**WRITTEN TASK**
Quote the records beneath, complete and exact. Leave out images.

═══ DATA PROVIDED

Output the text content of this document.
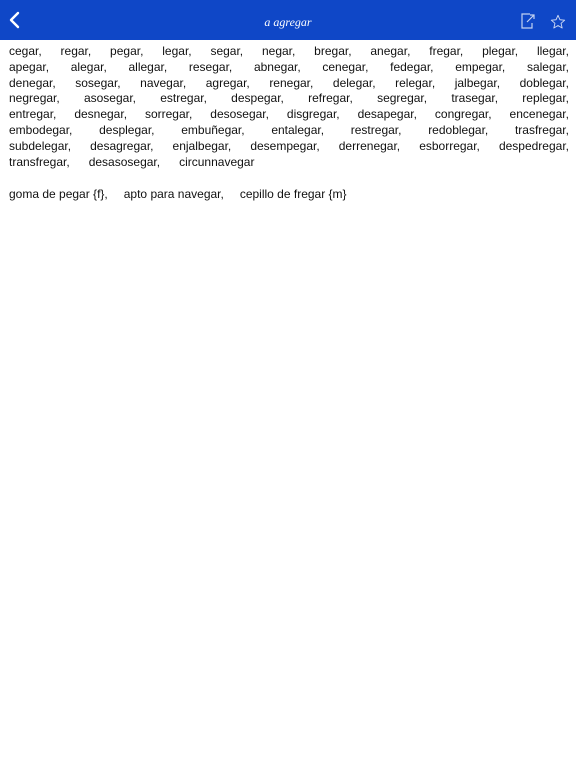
a agregar
cegar, regar, pegar, legar, segar, negar, bregar, anegar, fregar, plegar, llegar,
apegar, alegar, allegar, resegar, abnegar, cenegar, fedegar, empegar, salegar,
denegar, sosegar, navegar, agregar, renegar, delegar, relegar, jalbegar, doblegar,
negregar, asosegar, estregar, despegar, refregar, segregar, trasegar, replegar,
entregar, desnegar, sorregar, desosegar, disgregar, desapegar, congregar, encenegar,
embodegar, desplegar, embuñegar, entalegar, restregar, redoblegar, trasfregar,
subdelegar, desagregar, enjalbegar, desempegar, derrenegar, esborregar, despedregar,
transfregar, desasosegar, circunnavegar
goma de pegar {f}, apto para navegar, cepillo de fregar {m}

══════

**WORKED ANSWER**
Output the text content of this document.
a agregar
cegar, regar, pegar, legar, segar, negar, bregar, anegar, fregar, plegar, llegar,
apegar, alegar, allegar, resegar, abnegar, cenegar, fedegar, empegar, salegar,
denegar, sosegar, navegar, agregar, renegar, delegar, relegar, jalbegar, doblegar,
negregar, asosegar, estregar, despegar, refregar, segregar, trasegar, replegar,
entregar, desnegar, sorregar, desosegar, disgregar, desapegar, congregar, encenegar,
embodegar, desplegar, embuñegar, entalegar, restregar, redoblegar, trasfregar,
subdelegar, desagregar, enjalbegar, desempegar, derrenegar, esborregar, despedregar,
transfregar, desasosegar, circunnavegar
goma de pegar {f}, apto para navegar, cepillo de fregar {m}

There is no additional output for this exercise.